[Dataset listings of figures]
<<<<
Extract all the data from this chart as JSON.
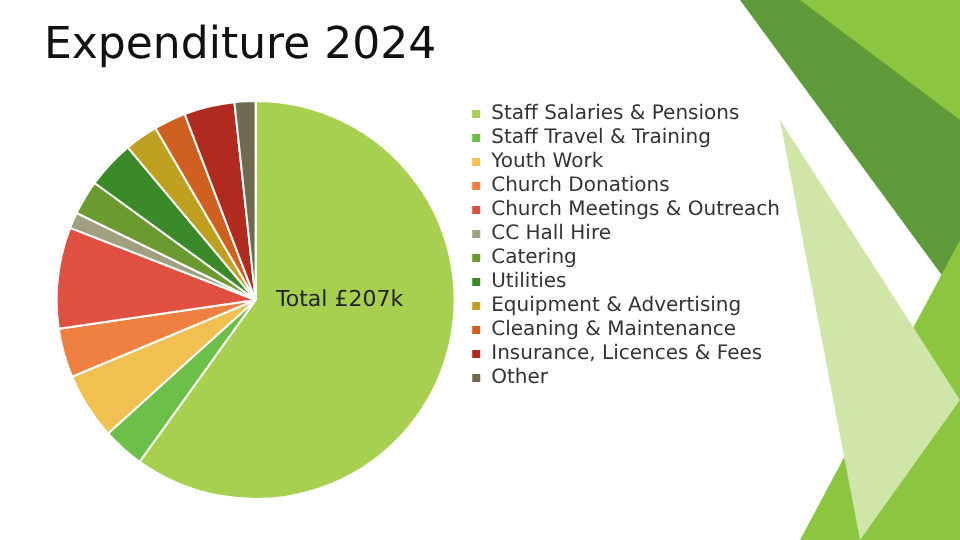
{
  "chart_data": {
    "type": "pie",
    "title": "Expenditure 2024",
    "categories": [
      "Staff Salaries & Pensions",
      "Staff Travel & Training",
      "Youth Work",
      "Church Donations",
      "Church Meetings & Outreach",
      "CC Hall Hire",
      "Catering",
      "Utilities",
      "Equipment & Advertising",
      "Cleaning & Maintenance",
      "Insurance, Licences & Fees",
      "Other"
    ],
    "values": [
      59.9,
      3.4,
      5.4,
      4.0,
      8.2,
      1.3,
      2.8,
      3.9,
      2.7,
      2.6,
      4.1,
      1.7
    ],
    "colors": [
      "#a8d050",
      "#6cc04a",
      "#f0c050",
      "#f08040",
      "#e05040",
      "#a0a080",
      "#6a9a30",
      "#3a8a2a",
      "#c0a020",
      "#d06020",
      "#b02a20",
      "#706a50"
    ],
    "legend": "right",
    "annotations": [
      "Total £207k"
    ]
  }
}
>>>>
Your objective:
Print each of the records above exactly as written, leaving no picture in the copy.

Written answer:
Extract all the data from this chart as JSON.
{
  "chart_data": {
    "type": "pie",
    "title": "Expenditure 2024",
    "categories": [
      "Staff Salaries & Pensions",
      "Staff Travel & Training",
      "Youth Work",
      "Church Donations",
      "Church Meetings & Outreach",
      "CC Hall Hire",
      "Catering",
      "Utilities",
      "Equipment & Advertising",
      "Cleaning & Maintenance",
      "Insurance, Licences & Fees",
      "Other"
    ],
    "values": [
      59.9,
      3.4,
      5.4,
      4.0,
      8.2,
      1.3,
      2.8,
      3.9,
      2.7,
      2.6,
      4.1,
      1.7
    ],
    "colors": [
      "#a8d050",
      "#6cc04a",
      "#f0c050",
      "#f08040",
      "#e05040",
      "#a0a080",
      "#6a9a30",
      "#3a8a2a",
      "#c0a020",
      "#d06020",
      "#b02a20",
      "#706a50"
    ],
    "legend": "right",
    "annotations": [
      "Total £207k"
    ]
  }
}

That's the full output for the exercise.